§ **WHAT IS REQUIRED**
Rewrite each of the following entries as a numbered list, leaving out any blank lines.

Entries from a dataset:
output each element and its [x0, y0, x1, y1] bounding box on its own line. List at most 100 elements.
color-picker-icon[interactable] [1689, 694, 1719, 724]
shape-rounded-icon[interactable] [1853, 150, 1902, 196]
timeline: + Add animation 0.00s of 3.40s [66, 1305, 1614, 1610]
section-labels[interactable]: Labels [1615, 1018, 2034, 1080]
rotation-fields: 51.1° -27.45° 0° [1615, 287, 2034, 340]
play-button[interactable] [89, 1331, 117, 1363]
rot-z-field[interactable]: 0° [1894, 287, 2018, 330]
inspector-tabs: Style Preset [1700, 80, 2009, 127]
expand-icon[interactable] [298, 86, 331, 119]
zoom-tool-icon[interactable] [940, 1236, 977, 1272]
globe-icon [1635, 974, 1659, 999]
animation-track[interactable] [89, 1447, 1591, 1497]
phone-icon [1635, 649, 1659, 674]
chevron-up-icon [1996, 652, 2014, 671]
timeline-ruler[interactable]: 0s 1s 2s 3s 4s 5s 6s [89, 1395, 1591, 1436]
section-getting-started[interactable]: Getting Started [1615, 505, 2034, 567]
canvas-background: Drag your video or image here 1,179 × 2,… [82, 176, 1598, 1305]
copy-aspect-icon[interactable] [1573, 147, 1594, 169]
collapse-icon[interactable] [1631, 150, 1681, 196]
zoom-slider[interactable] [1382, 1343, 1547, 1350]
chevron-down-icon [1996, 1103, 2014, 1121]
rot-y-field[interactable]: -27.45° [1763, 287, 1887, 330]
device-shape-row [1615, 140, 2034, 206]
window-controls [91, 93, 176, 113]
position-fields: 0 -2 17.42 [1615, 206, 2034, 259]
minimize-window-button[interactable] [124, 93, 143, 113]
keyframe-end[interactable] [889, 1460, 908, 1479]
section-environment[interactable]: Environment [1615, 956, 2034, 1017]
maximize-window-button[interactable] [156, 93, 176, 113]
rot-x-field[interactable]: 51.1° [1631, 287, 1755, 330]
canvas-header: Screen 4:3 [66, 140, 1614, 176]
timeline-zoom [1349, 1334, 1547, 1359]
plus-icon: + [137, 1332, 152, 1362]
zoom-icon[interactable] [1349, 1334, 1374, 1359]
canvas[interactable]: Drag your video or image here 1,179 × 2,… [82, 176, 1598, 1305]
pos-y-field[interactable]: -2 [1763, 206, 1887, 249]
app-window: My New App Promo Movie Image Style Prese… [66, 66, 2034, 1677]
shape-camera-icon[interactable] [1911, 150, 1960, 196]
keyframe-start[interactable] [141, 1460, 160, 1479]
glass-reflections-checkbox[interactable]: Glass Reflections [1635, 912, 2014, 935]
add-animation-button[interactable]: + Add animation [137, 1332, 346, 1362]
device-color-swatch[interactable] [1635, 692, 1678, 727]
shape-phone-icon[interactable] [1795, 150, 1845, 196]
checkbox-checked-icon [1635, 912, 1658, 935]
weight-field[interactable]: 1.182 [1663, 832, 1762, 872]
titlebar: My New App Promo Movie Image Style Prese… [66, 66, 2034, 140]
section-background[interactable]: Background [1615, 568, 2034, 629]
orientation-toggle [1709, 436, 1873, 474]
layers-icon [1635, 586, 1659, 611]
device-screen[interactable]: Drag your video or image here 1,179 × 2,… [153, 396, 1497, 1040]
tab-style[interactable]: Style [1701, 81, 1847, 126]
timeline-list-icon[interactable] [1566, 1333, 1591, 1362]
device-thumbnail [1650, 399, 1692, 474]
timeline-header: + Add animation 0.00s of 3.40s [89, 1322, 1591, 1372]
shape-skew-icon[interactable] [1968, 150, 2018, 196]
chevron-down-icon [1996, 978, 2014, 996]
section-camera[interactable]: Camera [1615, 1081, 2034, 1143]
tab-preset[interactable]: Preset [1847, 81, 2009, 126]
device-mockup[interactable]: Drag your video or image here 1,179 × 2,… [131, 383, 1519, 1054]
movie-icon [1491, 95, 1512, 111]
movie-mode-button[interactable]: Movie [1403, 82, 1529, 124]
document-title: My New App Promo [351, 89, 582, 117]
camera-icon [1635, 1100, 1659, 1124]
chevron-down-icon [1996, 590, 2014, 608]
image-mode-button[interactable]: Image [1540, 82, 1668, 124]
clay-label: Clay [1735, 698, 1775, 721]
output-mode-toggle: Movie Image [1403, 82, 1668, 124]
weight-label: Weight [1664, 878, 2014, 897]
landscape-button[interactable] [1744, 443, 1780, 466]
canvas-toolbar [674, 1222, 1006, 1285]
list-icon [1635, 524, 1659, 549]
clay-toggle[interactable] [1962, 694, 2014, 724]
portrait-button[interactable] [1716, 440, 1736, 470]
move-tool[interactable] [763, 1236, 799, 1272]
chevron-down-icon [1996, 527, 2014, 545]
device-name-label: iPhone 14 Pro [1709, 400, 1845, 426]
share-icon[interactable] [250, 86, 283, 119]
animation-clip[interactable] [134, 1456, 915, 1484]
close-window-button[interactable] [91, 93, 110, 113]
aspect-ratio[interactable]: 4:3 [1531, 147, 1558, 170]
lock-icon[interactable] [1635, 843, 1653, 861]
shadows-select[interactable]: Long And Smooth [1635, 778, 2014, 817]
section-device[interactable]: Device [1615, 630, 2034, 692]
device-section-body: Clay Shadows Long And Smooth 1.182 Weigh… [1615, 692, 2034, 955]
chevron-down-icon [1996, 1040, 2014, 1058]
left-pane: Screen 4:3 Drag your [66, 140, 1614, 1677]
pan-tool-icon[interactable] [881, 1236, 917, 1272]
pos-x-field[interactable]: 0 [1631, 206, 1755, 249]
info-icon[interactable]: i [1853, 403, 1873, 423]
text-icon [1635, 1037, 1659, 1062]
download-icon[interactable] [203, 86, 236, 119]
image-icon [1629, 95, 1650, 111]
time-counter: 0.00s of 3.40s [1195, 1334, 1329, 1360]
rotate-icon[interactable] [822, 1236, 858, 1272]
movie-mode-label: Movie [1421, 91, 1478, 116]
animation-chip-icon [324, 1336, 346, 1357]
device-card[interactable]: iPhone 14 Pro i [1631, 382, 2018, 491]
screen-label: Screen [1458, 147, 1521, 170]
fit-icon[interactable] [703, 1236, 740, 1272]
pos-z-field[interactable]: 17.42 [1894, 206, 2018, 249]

§ **SOLUTION FOR THIS PROBLEM**
1. output each element and its [x0, y0, x1, y1] bounding box on its own line. List at most 100 elements.
2. color-picker-icon[interactable] [1689, 694, 1719, 724]
3. shape-rounded-icon[interactable] [1853, 150, 1902, 196]
4. timeline: + Add animation 0.00s of 3.40s [66, 1305, 1614, 1610]
5. section-labels[interactable]: Labels [1615, 1018, 2034, 1080]
6. rotation-fields: 51.1° -27.45° 0° [1615, 287, 2034, 340]
7. play-button[interactable] [89, 1331, 117, 1363]
8. rot-z-field[interactable]: 0° [1894, 287, 2018, 330]
9. inspector-tabs: Style Preset [1700, 80, 2009, 127]
10. expand-icon[interactable] [298, 86, 331, 119]
11. zoom-tool-icon[interactable] [940, 1236, 977, 1272]
12. globe-icon [1635, 974, 1659, 999]
13. animation-track[interactable] [89, 1447, 1591, 1497]
14. phone-icon [1635, 649, 1659, 674]
15. chevron-up-icon [1996, 652, 2014, 671]
16. timeline-ruler[interactable]: 0s 1s 2s 3s 4s 5s 6s [89, 1395, 1591, 1436]
17. section-getting-started[interactable]: Getting Started [1615, 505, 2034, 567]
18. canvas-background: Drag your video or image here 1,179 × 2,… [82, 176, 1598, 1305]
19. copy-aspect-icon[interactable] [1573, 147, 1594, 169]
20. collapse-icon[interactable] [1631, 150, 1681, 196]
21. zoom-slider[interactable] [1382, 1343, 1547, 1350]
22. chevron-down-icon [1996, 1103, 2014, 1121]
23. rot-y-field[interactable]: -27.45° [1763, 287, 1887, 330]
24. device-shape-row [1615, 140, 2034, 206]
25. window-controls [91, 93, 176, 113]
26. position-fields: 0 -2 17.42 [1615, 206, 2034, 259]
27. minimize-window-button[interactable] [124, 93, 143, 113]
28. keyframe-end[interactable] [889, 1460, 908, 1479]
29. section-environment[interactable]: Environment [1615, 956, 2034, 1017]
30. maximize-window-button[interactable] [156, 93, 176, 113]
31. rot-x-field[interactable]: 51.1° [1631, 287, 1755, 330]
32. canvas-header: Screen 4:3 [66, 140, 1614, 176]
33. timeline-zoom [1349, 1334, 1547, 1359]
34. plus-icon: + [137, 1332, 152, 1362]
35. zoom-icon[interactable] [1349, 1334, 1374, 1359]
36. canvas[interactable]: Drag your video or image here 1,179 × 2,… [82, 176, 1598, 1305]
37. pos-y-field[interactable]: -2 [1763, 206, 1887, 249]
38. app-window: My New App Promo Movie Image Style Prese… [66, 66, 2034, 1677]
39. shape-camera-icon[interactable] [1911, 150, 1960, 196]
40. keyframe-start[interactable] [141, 1460, 160, 1479]
41. glass-reflections-checkbox[interactable]: Glass Reflections [1635, 912, 2014, 935]
42. add-animation-button[interactable]: + Add animation [137, 1332, 346, 1362]
43. device-color-swatch[interactable] [1635, 692, 1678, 727]
44. shape-phone-icon[interactable] [1795, 150, 1845, 196]
45. checkbox-checked-icon [1635, 912, 1658, 935]
46. weight-field[interactable]: 1.182 [1663, 832, 1762, 872]
47. titlebar: My New App Promo Movie Image Style Prese… [66, 66, 2034, 140]
48. section-background[interactable]: Background [1615, 568, 2034, 629]
49. orientation-toggle [1709, 436, 1873, 474]
50. layers-icon [1635, 586, 1659, 611]
51. device-screen[interactable]: Drag your video or image here 1,179 × 2,… [153, 396, 1497, 1040]
52. tab-style[interactable]: Style [1701, 81, 1847, 126]
53. timeline-list-icon[interactable] [1566, 1333, 1591, 1362]
54. device-thumbnail [1650, 399, 1692, 474]
55. timeline-header: + Add animation 0.00s of 3.40s [89, 1322, 1591, 1372]
56. shape-skew-icon[interactable] [1968, 150, 2018, 196]
57. chevron-down-icon [1996, 978, 2014, 996]
58. section-camera[interactable]: Camera [1615, 1081, 2034, 1143]
59. tab-preset[interactable]: Preset [1847, 81, 2009, 126]
60. device-mockup[interactable]: Drag your video or image here 1,179 × 2,… [131, 383, 1519, 1054]
61. movie-icon [1491, 95, 1512, 111]
62. movie-mode-button[interactable]: Movie [1403, 82, 1529, 124]
63. document-title: My New App Promo [351, 89, 582, 117]
64. camera-icon [1635, 1100, 1659, 1124]
65. chevron-down-icon [1996, 590, 2014, 608]
66. image-mode-button[interactable]: Image [1540, 82, 1668, 124]
67. clay-label: Clay [1735, 698, 1775, 721]
68. output-mode-toggle: Movie Image [1403, 82, 1668, 124]
69. weight-label: Weight [1664, 878, 2014, 897]
70. landscape-button[interactable] [1744, 443, 1780, 466]
71. canvas-toolbar [674, 1222, 1006, 1285]
72. list-icon [1635, 524, 1659, 549]
73. clay-toggle[interactable] [1962, 694, 2014, 724]
74. portrait-button[interactable] [1716, 440, 1736, 470]
75. move-tool[interactable] [763, 1236, 799, 1272]
76. chevron-down-icon [1996, 527, 2014, 545]
77. device-name-label: iPhone 14 Pro [1709, 400, 1845, 426]
78. share-icon[interactable] [250, 86, 283, 119]
79. animation-clip[interactable] [134, 1456, 915, 1484]
80. close-window-button[interactable] [91, 93, 110, 113]
81. aspect-ratio[interactable]: 4:3 [1531, 147, 1558, 170]
82. lock-icon[interactable] [1635, 843, 1653, 861]
83. shadows-select[interactable]: Long And Smooth [1635, 778, 2014, 817]
84. section-device[interactable]: Device [1615, 630, 2034, 692]
85. device-section-body: Clay Shadows Long And Smooth 1.182 Weigh… [1615, 692, 2034, 955]
86. chevron-down-icon [1996, 1040, 2014, 1058]
87. left-pane: Screen 4:3 Drag your [66, 140, 1614, 1677]
88. pan-tool-icon[interactable] [881, 1236, 917, 1272]
89. pos-x-field[interactable]: 0 [1631, 206, 1755, 249]
90. info-icon[interactable]: i [1853, 403, 1873, 423]
91. text-icon [1635, 1037, 1659, 1062]
92. download-icon[interactable] [203, 86, 236, 119]
93. image-icon [1629, 95, 1650, 111]
94. time-counter: 0.00s of 3.40s [1195, 1334, 1329, 1360]
95. rotate-icon[interactable] [822, 1236, 858, 1272]
96. movie-mode-label: Movie [1421, 91, 1478, 116]
97. animation-chip-icon [324, 1336, 346, 1357]
98. device-card[interactable]: iPhone 14 Pro i [1631, 382, 2018, 491]
99. screen-label: Screen [1458, 147, 1521, 170]
100. fit-icon[interactable] [703, 1236, 740, 1272]
101. pos-z-field[interactable]: 17.42 [1894, 206, 2018, 249]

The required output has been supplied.